Exercise aim: Gather every line below where "sees" appears.
[Start of Records for processing]
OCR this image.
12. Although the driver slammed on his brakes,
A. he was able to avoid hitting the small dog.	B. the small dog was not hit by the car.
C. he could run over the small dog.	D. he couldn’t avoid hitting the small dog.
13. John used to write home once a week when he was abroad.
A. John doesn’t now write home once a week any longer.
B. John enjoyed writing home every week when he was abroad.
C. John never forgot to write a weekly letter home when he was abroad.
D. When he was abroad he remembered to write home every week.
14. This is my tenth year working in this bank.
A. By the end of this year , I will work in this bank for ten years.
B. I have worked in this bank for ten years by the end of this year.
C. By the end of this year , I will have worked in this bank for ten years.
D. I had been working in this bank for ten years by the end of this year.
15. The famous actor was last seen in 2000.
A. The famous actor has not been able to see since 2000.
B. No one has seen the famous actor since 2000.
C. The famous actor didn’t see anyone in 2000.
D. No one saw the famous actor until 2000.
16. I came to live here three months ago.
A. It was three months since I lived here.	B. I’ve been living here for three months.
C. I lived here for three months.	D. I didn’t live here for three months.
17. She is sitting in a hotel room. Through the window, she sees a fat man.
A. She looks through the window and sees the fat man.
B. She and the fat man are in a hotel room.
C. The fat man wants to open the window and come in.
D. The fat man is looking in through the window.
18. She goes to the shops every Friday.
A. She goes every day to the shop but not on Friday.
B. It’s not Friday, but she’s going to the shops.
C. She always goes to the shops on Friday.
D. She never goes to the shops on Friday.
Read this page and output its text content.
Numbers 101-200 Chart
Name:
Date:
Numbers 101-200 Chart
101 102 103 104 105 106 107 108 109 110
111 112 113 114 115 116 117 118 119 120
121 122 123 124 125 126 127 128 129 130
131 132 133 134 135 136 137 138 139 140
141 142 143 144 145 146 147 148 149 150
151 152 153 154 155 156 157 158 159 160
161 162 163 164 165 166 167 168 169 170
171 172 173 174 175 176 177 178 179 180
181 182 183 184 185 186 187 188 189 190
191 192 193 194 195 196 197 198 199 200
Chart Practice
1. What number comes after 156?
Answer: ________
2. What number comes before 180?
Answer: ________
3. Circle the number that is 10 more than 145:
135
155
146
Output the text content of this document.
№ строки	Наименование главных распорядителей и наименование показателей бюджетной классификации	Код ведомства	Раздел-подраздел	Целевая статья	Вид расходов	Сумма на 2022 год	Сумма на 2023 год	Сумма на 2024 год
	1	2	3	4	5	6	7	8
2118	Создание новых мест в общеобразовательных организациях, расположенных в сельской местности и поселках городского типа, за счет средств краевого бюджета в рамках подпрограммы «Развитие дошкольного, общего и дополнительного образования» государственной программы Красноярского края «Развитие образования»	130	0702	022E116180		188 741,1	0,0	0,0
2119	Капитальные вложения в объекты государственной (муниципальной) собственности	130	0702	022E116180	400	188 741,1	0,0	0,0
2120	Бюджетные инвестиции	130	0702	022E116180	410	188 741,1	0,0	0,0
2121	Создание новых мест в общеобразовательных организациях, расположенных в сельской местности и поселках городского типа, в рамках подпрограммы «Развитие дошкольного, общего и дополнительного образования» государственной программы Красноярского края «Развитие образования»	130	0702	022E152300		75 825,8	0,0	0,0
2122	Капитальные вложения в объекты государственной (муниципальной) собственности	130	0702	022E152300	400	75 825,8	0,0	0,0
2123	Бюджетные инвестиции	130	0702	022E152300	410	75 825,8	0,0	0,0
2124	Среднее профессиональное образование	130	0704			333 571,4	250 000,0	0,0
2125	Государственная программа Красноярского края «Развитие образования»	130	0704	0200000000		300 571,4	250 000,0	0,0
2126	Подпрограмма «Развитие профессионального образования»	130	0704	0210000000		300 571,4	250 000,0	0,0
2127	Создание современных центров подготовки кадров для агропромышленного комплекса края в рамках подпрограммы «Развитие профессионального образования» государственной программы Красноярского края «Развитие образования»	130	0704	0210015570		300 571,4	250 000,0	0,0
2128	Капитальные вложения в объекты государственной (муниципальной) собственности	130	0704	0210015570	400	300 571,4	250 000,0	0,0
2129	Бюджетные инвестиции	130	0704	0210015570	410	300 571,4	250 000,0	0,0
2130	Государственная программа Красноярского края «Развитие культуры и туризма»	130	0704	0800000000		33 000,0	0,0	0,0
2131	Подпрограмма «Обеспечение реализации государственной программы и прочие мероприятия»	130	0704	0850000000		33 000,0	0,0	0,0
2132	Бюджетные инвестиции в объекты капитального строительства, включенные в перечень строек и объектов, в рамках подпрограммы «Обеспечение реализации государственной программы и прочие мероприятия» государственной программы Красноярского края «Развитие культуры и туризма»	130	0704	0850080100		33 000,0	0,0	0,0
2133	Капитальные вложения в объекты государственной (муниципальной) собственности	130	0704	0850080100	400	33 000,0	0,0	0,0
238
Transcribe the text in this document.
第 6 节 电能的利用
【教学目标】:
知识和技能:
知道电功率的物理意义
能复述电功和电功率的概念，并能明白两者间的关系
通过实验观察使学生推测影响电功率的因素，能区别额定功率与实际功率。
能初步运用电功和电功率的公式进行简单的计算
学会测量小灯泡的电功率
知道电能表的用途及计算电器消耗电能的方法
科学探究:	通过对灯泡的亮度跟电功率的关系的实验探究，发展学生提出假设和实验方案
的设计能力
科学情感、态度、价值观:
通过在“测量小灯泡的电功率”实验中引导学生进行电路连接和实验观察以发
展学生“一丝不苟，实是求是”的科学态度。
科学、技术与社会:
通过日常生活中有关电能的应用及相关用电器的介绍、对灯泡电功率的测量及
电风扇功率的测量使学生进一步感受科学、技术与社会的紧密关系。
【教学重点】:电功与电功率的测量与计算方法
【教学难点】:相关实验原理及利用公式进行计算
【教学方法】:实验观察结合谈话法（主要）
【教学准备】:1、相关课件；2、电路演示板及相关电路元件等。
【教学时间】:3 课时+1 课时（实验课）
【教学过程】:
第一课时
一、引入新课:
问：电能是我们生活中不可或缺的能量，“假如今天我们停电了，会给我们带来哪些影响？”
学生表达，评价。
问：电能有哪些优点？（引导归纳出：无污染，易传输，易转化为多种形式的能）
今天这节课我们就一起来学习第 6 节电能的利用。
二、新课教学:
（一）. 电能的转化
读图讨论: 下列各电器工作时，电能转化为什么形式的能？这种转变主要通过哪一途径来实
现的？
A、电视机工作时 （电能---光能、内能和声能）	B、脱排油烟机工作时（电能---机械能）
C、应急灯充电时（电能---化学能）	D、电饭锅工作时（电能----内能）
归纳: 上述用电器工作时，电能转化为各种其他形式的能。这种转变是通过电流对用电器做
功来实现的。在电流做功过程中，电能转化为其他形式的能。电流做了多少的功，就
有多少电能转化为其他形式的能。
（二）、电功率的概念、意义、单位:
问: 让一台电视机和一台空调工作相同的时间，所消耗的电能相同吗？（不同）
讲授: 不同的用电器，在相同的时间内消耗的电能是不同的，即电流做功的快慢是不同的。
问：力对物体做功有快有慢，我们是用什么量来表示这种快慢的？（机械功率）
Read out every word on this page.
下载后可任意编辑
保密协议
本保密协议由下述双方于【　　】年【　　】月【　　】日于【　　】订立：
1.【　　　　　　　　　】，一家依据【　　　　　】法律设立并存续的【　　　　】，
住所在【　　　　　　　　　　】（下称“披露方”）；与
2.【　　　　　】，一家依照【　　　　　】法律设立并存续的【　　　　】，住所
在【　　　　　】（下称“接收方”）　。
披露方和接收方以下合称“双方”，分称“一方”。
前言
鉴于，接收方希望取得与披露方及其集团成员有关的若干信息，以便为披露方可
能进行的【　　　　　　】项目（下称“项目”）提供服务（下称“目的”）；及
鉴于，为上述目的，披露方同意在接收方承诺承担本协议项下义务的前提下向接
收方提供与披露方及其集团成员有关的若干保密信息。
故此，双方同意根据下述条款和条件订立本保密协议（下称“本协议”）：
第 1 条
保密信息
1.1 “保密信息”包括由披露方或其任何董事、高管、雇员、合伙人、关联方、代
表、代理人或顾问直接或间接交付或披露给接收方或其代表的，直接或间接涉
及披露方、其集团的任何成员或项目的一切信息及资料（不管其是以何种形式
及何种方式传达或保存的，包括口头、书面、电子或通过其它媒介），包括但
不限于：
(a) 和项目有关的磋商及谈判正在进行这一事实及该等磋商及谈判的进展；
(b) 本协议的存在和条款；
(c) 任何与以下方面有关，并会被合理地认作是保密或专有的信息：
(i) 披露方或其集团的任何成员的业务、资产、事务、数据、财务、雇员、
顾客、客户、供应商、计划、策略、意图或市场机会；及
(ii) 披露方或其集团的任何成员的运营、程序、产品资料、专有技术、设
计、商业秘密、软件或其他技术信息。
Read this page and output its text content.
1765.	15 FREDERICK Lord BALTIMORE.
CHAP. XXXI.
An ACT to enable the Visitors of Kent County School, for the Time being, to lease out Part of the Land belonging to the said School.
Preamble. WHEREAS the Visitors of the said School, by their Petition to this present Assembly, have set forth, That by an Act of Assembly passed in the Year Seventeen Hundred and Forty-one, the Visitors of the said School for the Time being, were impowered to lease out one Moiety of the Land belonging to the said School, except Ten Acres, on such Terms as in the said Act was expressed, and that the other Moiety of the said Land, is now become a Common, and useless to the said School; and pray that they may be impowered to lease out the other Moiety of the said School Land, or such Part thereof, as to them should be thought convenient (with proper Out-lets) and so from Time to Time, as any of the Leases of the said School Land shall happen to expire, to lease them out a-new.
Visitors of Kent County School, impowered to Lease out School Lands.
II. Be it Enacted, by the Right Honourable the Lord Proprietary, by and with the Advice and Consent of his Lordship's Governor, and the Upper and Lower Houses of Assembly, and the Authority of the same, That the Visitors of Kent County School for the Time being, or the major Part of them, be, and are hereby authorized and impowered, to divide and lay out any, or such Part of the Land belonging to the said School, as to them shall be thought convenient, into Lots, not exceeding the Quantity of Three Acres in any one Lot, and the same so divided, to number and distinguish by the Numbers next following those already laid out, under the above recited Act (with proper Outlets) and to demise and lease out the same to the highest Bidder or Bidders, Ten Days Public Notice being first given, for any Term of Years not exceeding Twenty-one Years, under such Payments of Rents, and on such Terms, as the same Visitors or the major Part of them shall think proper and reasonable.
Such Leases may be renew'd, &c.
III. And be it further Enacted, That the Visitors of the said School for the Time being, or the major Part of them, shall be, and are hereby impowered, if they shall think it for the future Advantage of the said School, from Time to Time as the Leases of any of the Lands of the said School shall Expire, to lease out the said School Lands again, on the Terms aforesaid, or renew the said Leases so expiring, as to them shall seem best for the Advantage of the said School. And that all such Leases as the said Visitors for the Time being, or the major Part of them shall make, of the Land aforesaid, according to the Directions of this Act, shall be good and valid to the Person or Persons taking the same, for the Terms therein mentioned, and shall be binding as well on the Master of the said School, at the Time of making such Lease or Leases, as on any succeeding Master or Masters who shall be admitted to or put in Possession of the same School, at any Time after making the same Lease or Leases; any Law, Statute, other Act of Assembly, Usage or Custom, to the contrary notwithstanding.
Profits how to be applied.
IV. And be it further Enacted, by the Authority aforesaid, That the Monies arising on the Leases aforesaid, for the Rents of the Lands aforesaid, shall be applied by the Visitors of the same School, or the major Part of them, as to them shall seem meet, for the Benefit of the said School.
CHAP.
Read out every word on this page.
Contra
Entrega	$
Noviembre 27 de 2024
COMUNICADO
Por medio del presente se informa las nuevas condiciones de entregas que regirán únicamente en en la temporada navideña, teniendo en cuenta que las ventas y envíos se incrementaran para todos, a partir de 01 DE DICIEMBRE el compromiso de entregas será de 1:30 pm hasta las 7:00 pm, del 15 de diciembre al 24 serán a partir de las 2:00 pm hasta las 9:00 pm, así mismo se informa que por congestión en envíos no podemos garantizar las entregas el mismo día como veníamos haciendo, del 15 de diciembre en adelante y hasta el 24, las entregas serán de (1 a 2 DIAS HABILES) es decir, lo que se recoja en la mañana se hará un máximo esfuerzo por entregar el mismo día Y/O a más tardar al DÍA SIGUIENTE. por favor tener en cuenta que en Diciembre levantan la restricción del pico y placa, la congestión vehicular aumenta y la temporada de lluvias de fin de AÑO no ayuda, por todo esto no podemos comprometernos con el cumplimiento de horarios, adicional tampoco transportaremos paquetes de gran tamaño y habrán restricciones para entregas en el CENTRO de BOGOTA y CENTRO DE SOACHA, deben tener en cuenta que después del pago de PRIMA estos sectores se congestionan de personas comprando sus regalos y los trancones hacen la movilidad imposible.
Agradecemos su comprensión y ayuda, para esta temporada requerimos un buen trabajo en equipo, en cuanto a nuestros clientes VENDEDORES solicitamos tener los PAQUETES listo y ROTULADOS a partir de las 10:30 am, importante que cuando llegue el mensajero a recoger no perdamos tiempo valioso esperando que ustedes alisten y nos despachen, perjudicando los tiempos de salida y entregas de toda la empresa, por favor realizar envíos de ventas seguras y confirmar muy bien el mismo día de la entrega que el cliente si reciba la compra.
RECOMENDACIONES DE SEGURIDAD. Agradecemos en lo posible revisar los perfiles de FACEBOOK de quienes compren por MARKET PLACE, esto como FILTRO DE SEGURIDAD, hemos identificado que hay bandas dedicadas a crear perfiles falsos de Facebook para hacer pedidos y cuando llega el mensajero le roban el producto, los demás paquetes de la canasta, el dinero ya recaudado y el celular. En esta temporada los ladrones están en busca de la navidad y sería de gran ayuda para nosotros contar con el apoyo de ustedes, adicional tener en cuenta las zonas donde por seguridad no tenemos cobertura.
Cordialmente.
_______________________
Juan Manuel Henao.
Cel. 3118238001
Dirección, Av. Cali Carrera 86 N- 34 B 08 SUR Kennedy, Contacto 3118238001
[End of Records for processing]
The result:
17. She is sitting in a hotel room. Through the window, she sees a fat man.
A. She looks through the window and sees the fat man.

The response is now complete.